— Work required —
Collect each line containing "Unisex".

(Entries with figure data)
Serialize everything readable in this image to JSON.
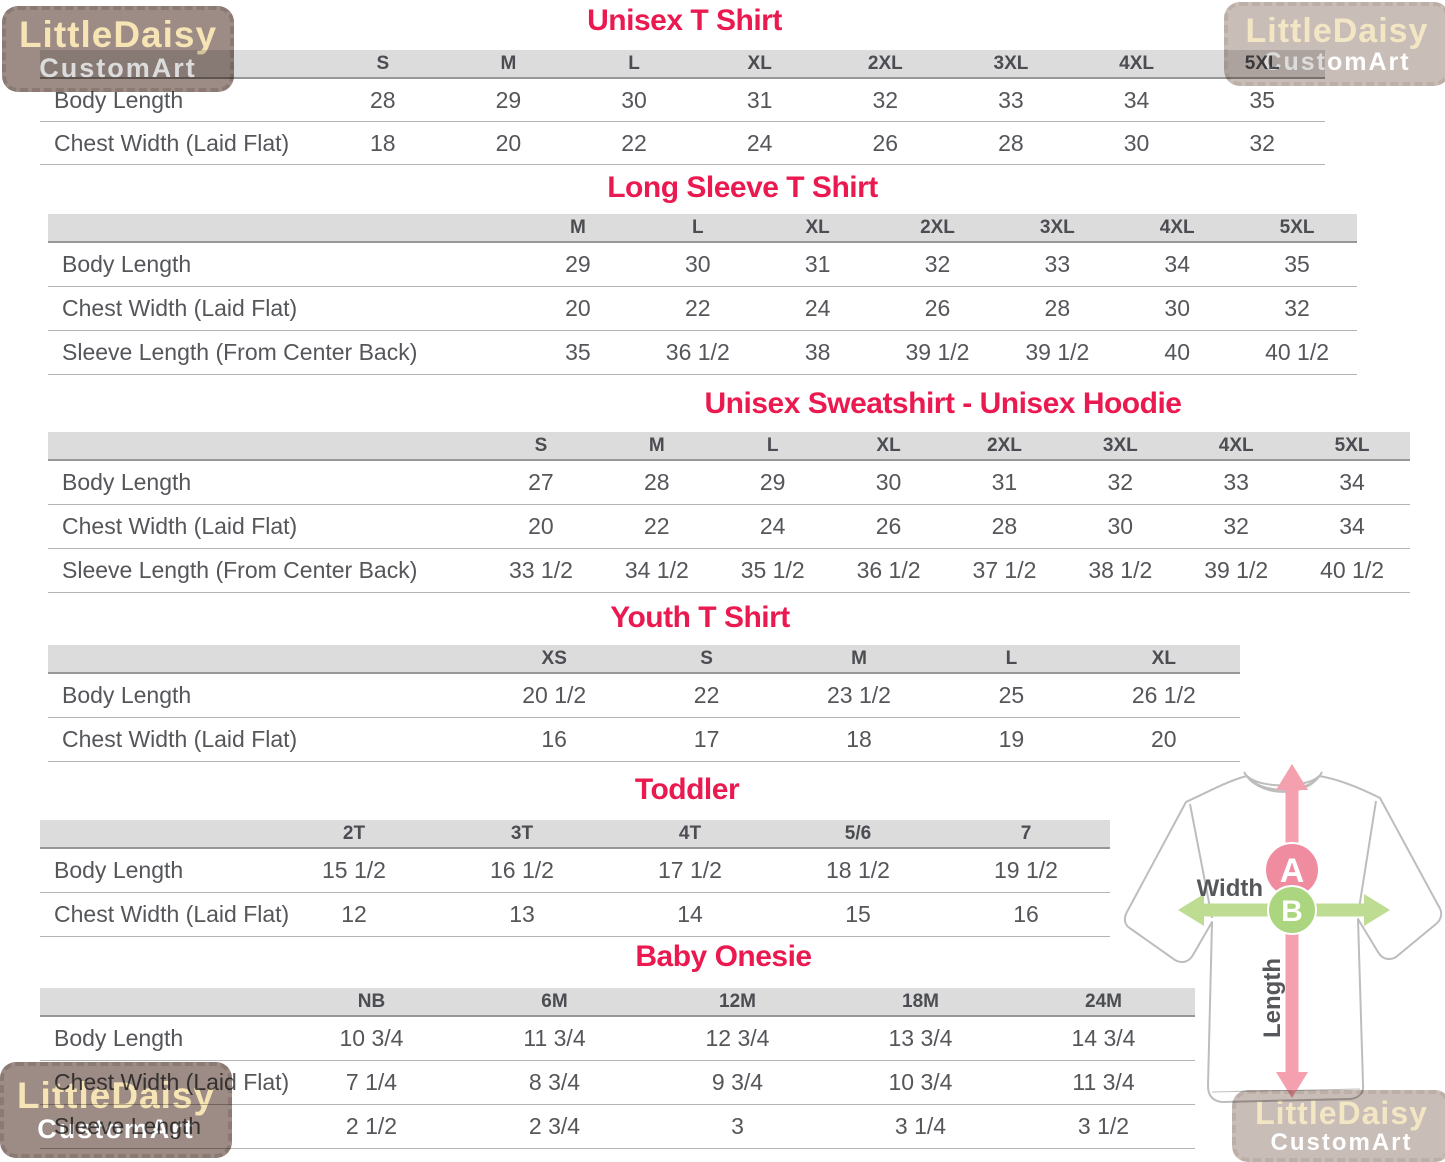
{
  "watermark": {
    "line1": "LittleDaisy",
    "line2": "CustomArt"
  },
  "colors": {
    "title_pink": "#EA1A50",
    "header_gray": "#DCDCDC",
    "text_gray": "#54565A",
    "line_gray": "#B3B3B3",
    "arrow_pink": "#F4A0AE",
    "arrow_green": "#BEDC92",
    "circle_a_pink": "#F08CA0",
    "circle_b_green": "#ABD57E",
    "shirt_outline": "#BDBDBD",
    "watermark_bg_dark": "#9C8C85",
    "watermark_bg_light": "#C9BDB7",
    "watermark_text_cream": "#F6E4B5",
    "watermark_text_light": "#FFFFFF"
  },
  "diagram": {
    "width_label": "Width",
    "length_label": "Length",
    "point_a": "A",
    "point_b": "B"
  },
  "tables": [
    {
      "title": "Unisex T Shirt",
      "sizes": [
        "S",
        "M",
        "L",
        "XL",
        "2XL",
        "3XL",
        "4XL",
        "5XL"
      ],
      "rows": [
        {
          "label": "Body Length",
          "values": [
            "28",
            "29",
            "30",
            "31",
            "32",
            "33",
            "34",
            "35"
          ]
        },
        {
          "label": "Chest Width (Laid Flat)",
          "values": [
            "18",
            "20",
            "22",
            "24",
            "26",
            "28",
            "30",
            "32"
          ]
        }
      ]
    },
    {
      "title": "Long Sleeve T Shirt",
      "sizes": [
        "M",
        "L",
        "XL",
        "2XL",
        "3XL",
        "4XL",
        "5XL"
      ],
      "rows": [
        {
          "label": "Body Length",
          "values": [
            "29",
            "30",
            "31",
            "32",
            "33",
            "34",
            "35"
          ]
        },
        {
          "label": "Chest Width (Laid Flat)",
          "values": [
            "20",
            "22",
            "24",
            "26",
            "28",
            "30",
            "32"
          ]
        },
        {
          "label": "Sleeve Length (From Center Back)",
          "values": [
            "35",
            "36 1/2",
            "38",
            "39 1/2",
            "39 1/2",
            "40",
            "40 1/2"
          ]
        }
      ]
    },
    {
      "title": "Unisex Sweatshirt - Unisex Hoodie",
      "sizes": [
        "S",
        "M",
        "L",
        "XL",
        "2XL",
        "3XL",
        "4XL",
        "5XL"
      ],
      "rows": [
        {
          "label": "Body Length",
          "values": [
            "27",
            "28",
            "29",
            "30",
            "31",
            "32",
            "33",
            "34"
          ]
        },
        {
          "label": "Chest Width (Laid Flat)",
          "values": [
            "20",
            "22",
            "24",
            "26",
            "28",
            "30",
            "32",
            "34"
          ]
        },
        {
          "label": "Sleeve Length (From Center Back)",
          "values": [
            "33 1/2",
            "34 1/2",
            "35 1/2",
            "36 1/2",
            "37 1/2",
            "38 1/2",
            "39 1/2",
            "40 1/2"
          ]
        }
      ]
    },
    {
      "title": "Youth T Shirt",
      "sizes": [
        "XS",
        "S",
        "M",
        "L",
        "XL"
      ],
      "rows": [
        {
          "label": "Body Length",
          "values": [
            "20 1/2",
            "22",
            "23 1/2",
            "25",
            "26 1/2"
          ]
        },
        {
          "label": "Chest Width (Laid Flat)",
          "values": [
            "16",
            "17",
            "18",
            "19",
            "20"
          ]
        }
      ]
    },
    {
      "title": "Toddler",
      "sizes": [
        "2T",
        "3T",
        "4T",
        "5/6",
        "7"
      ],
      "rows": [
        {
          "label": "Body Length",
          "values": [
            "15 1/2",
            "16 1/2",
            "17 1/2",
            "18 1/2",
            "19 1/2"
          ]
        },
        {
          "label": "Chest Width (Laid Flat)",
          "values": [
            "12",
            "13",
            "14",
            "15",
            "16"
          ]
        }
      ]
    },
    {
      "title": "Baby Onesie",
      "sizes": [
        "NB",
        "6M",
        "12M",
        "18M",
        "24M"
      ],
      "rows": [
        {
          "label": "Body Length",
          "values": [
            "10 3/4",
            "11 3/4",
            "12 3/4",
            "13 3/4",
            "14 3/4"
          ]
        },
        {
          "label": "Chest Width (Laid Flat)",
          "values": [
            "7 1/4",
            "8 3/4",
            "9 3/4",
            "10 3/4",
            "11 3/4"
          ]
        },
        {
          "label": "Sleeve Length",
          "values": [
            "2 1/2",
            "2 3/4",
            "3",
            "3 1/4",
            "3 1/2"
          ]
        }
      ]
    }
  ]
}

--

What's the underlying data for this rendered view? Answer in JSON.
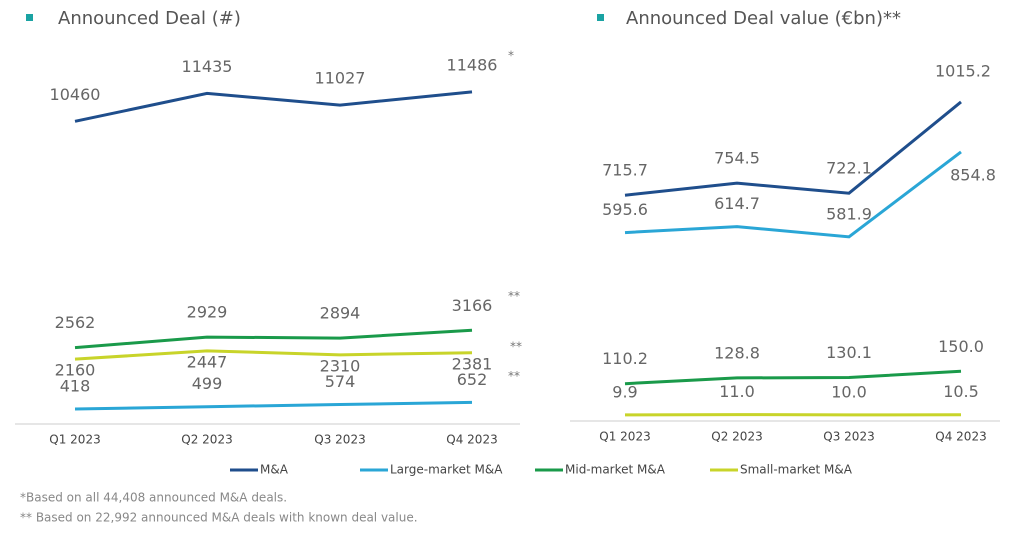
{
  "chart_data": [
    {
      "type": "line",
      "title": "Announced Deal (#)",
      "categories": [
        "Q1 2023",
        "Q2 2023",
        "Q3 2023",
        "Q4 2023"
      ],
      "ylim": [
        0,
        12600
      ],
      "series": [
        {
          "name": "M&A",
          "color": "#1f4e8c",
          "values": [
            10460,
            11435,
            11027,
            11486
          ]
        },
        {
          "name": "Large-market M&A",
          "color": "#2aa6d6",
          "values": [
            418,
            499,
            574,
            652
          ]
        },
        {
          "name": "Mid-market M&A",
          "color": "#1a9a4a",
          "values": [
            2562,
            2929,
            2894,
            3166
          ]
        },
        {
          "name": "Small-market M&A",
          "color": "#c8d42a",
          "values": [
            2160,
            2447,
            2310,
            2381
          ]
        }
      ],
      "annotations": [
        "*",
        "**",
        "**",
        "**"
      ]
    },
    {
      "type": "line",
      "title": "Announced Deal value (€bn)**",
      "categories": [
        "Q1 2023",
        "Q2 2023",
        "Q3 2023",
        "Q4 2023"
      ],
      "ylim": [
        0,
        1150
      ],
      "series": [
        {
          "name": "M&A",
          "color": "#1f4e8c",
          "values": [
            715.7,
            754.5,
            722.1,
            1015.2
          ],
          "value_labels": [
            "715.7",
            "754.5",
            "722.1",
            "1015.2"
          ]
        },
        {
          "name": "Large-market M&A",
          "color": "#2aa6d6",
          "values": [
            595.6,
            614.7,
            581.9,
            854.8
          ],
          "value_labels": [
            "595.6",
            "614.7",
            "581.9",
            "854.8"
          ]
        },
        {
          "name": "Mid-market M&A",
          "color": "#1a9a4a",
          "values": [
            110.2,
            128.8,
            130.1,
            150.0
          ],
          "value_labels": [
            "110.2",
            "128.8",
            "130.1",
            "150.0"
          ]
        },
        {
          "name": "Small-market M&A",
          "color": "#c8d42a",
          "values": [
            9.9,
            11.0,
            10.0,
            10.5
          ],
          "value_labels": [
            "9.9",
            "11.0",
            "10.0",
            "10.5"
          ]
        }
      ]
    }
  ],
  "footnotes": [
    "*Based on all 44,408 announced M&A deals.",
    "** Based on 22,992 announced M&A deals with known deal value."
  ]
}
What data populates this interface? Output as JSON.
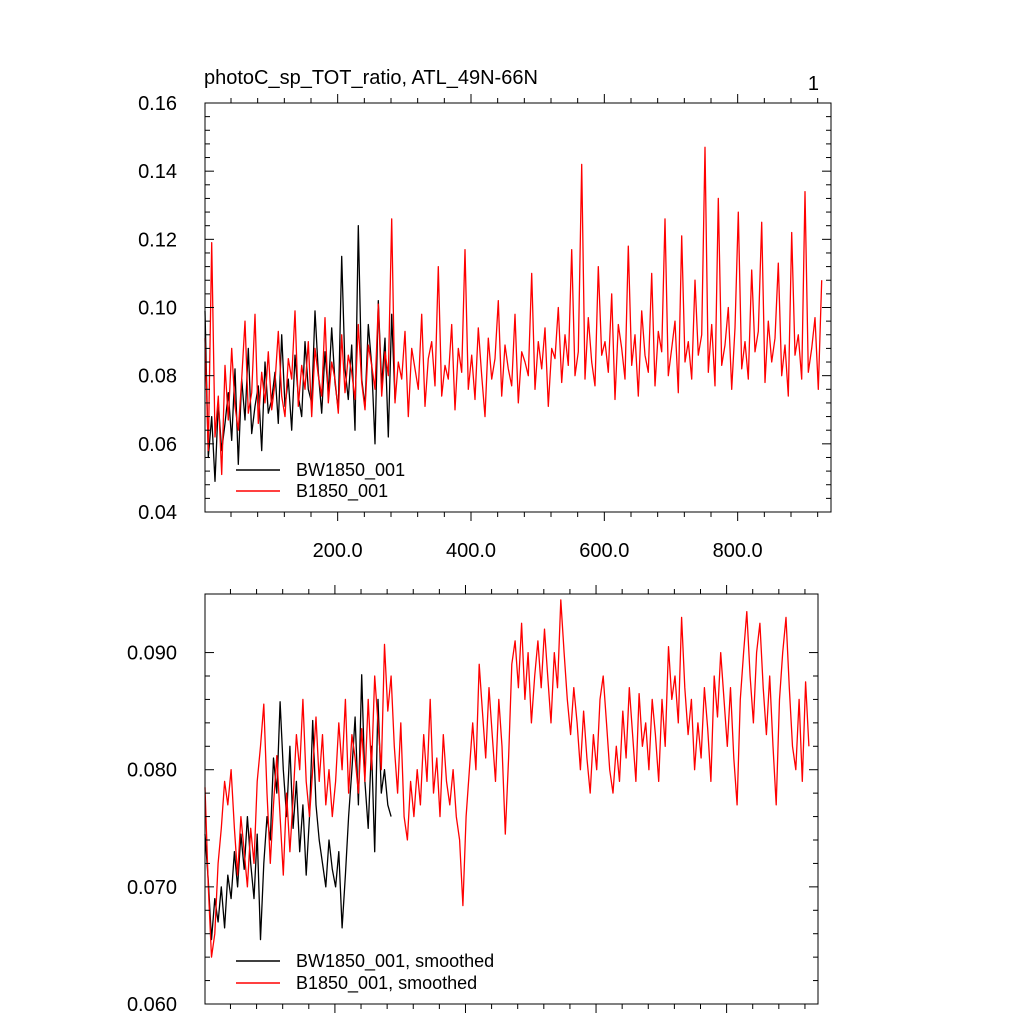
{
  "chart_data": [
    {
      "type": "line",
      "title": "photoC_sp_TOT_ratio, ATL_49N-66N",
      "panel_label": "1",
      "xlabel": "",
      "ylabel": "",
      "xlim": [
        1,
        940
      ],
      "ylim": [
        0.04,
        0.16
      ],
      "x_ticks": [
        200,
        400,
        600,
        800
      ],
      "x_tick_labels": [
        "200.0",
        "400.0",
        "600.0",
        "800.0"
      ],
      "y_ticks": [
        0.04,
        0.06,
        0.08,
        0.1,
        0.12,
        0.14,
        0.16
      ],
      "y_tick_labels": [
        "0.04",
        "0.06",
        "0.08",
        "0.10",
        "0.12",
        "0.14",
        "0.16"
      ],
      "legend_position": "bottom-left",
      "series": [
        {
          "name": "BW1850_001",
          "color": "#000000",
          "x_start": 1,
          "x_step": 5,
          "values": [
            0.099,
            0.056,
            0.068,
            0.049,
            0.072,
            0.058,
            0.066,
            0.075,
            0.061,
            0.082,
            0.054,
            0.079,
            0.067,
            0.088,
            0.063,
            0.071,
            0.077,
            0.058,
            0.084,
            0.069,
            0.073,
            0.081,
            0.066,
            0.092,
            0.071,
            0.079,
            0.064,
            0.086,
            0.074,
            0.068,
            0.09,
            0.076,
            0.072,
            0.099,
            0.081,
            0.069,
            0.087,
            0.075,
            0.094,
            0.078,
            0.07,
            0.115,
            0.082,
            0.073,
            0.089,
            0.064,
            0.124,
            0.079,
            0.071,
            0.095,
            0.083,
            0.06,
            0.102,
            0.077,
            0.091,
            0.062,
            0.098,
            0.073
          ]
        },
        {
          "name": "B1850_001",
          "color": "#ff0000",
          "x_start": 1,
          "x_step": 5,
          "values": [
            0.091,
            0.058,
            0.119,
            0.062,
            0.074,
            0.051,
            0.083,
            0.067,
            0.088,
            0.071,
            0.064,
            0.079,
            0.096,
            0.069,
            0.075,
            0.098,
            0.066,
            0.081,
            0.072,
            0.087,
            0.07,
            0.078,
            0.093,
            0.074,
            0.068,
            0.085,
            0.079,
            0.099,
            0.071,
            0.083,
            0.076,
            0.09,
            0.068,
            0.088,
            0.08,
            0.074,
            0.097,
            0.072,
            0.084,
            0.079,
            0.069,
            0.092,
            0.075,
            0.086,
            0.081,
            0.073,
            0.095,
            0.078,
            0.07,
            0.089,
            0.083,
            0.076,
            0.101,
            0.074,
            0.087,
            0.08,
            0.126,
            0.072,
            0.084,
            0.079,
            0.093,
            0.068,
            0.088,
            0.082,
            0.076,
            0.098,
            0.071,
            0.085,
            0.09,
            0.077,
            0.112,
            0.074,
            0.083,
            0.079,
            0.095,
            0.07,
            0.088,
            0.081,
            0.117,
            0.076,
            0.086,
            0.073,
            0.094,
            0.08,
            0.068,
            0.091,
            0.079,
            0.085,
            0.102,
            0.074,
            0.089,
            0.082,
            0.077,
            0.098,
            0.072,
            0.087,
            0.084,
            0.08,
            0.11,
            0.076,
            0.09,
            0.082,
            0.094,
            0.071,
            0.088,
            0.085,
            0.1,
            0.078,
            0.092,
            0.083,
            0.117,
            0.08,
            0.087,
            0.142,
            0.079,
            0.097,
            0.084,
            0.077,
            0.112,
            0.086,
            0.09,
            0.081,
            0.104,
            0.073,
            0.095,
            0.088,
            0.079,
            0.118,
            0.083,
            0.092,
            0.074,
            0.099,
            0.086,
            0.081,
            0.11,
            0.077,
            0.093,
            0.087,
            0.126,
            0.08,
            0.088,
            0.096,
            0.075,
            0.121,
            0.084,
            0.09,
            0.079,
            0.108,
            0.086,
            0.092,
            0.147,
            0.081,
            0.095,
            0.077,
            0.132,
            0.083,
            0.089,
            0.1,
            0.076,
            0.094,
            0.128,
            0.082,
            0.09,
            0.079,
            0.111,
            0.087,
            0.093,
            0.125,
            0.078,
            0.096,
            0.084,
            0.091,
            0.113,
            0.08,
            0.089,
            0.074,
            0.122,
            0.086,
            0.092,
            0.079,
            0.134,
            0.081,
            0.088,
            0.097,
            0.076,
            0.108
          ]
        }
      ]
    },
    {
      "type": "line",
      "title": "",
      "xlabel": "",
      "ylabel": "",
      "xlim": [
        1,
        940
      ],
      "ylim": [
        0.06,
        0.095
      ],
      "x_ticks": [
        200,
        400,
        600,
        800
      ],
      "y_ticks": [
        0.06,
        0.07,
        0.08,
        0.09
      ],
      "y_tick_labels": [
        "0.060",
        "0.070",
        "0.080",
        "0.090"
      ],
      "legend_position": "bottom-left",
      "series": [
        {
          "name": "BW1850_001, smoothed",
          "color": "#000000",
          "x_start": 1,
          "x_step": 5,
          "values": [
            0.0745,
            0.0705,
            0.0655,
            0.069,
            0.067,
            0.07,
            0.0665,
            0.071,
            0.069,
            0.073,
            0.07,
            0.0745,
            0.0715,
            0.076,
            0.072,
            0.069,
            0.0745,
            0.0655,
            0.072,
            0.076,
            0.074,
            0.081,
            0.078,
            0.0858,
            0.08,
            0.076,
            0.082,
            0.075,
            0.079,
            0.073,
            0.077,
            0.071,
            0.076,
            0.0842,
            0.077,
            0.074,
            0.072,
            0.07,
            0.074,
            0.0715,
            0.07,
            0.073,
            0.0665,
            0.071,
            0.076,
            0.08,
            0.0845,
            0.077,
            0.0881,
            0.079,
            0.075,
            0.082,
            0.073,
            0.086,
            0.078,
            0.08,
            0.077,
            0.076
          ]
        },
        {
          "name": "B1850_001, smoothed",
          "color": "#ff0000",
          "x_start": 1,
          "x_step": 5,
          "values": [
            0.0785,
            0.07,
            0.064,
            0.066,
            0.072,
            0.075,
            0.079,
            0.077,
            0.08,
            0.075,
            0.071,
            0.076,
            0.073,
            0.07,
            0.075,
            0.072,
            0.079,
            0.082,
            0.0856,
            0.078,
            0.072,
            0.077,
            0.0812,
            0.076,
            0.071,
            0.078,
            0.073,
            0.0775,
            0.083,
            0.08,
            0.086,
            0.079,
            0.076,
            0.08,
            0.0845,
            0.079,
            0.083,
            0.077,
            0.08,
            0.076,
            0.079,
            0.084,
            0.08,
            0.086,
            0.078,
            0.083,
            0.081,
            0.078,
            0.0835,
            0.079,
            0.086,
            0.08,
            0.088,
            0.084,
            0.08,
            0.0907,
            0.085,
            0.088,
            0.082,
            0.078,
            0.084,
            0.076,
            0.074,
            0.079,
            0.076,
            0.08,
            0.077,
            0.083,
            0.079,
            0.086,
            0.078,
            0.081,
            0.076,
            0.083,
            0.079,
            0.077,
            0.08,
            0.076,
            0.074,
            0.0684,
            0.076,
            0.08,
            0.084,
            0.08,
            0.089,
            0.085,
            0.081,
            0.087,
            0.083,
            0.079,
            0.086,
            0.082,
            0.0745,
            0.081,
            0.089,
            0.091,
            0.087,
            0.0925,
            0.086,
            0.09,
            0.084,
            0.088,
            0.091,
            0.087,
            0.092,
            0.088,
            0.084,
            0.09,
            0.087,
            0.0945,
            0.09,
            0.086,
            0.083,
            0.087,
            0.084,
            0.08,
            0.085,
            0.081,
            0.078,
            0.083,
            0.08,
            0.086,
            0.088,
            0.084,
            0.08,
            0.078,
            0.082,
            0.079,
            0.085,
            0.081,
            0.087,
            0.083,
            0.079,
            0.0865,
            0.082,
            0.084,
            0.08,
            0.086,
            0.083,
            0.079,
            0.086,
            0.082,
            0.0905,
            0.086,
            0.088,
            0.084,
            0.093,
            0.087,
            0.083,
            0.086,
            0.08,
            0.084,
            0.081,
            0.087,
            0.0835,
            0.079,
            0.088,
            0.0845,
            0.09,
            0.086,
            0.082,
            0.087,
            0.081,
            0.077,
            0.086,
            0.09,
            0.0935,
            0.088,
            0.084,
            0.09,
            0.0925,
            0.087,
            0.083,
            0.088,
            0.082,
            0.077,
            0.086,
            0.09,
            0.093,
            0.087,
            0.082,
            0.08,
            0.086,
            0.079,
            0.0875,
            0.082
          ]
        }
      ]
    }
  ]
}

— Correct answer —
      "title": "Unisex T Shirt",
      "title": "Unisex Sweatshirt - Unisex Hoodie",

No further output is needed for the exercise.